• _EXERCISE DETAILS_
Below is a listing. Gather each line of it that contains "this".

Saved data entries
— START —
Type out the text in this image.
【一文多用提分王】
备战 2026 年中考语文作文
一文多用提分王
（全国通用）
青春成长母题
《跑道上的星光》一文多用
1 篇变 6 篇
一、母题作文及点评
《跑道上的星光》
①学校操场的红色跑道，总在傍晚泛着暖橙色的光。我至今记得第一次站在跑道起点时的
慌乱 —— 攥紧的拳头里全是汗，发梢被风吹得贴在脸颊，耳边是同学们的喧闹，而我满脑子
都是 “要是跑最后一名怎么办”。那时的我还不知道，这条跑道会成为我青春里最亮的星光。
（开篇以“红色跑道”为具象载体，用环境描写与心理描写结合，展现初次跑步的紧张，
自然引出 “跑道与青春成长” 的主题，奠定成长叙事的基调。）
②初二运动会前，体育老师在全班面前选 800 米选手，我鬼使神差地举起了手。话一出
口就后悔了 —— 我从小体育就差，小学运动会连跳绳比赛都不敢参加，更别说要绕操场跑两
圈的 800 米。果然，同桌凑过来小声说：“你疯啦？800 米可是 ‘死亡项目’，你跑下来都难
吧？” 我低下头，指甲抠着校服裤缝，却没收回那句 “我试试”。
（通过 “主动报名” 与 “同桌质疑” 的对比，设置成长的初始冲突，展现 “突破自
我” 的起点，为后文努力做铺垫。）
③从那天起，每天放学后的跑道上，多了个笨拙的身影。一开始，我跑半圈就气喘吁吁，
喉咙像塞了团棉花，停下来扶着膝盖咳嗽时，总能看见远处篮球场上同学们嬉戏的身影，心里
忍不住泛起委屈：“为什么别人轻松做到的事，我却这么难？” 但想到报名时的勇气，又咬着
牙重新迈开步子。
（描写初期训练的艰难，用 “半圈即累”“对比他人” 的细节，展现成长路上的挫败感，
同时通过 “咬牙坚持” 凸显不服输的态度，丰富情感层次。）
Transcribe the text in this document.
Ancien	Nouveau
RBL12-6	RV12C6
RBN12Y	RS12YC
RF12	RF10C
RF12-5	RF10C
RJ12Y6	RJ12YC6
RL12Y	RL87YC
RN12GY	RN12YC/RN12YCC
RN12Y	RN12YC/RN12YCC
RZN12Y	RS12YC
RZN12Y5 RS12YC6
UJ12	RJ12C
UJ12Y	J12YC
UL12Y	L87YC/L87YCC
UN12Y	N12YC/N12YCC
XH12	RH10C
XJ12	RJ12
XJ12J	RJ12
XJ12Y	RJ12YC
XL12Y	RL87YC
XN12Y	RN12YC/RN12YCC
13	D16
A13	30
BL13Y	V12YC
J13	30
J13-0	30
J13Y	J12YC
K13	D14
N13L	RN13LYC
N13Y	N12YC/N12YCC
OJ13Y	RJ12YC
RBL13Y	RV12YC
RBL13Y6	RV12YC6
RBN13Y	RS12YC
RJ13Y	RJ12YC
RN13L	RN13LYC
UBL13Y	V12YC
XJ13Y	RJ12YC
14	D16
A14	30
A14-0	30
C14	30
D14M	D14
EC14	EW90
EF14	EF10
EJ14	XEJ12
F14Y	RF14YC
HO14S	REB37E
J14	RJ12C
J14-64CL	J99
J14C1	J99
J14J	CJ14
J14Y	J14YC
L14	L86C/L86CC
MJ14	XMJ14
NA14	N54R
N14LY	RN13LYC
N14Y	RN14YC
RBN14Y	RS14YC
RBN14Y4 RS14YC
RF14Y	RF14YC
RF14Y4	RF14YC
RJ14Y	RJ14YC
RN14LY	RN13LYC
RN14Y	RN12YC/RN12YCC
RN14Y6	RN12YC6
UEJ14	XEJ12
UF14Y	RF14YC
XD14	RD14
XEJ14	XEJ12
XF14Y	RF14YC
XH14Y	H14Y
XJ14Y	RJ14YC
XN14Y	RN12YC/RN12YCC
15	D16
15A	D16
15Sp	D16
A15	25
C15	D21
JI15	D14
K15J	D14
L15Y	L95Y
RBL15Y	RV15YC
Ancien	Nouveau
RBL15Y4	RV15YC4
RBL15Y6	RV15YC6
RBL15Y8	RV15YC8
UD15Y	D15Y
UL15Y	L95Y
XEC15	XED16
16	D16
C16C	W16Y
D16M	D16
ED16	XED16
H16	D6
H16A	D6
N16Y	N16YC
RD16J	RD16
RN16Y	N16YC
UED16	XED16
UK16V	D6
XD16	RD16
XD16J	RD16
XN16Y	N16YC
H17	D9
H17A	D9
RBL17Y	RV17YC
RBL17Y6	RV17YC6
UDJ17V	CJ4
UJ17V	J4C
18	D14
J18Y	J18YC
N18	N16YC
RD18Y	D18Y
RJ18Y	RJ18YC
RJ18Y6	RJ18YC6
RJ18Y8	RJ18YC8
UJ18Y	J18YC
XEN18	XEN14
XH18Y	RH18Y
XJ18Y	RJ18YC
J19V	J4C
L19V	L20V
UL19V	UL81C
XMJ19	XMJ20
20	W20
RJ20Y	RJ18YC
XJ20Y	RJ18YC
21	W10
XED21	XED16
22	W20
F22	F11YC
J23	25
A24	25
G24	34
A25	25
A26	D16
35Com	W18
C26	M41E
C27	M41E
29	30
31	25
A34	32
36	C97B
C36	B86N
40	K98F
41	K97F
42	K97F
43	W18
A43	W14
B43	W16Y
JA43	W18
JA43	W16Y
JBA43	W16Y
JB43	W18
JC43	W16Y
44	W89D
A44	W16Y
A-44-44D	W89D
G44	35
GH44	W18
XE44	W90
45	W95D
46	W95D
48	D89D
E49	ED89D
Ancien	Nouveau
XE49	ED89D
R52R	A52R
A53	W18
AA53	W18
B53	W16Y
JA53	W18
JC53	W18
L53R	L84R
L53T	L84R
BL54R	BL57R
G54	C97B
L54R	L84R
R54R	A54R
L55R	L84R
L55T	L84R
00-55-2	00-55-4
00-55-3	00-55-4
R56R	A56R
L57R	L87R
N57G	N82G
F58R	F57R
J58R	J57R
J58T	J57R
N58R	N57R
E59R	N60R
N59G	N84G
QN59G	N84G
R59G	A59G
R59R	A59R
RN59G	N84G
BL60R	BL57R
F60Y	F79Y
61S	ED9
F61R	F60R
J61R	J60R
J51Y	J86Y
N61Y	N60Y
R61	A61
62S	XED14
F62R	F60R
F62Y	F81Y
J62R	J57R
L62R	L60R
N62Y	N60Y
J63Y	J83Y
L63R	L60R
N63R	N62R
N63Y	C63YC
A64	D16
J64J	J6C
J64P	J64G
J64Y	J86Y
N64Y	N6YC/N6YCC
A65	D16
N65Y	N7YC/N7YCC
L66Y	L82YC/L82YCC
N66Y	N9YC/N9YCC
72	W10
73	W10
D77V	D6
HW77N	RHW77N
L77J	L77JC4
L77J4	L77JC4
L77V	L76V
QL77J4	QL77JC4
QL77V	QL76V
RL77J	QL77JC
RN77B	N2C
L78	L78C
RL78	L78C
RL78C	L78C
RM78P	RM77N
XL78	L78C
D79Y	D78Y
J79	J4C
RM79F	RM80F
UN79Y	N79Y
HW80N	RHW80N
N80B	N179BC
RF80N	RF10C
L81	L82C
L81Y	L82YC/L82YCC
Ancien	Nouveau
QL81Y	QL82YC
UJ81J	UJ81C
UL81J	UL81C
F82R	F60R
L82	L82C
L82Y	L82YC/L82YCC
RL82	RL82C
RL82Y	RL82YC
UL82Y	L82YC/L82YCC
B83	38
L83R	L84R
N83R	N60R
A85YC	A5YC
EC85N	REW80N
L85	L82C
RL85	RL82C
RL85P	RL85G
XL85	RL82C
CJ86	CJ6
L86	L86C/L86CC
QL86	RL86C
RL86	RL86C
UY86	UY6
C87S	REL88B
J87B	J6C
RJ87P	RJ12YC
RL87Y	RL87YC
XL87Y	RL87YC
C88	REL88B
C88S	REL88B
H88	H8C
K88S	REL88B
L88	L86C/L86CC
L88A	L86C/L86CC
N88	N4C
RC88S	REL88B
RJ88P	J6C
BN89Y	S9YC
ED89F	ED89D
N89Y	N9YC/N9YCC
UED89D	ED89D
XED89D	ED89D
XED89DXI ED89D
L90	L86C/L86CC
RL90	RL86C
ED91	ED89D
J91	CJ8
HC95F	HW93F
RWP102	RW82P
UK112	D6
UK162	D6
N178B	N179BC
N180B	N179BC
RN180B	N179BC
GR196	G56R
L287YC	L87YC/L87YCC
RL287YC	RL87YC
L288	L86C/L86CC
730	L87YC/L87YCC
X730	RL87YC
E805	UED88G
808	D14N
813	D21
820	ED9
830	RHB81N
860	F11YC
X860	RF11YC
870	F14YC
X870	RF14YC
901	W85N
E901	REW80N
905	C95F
— END —
• _THE RESULT_
Type out the text in this image.
Transcribe the text in this document.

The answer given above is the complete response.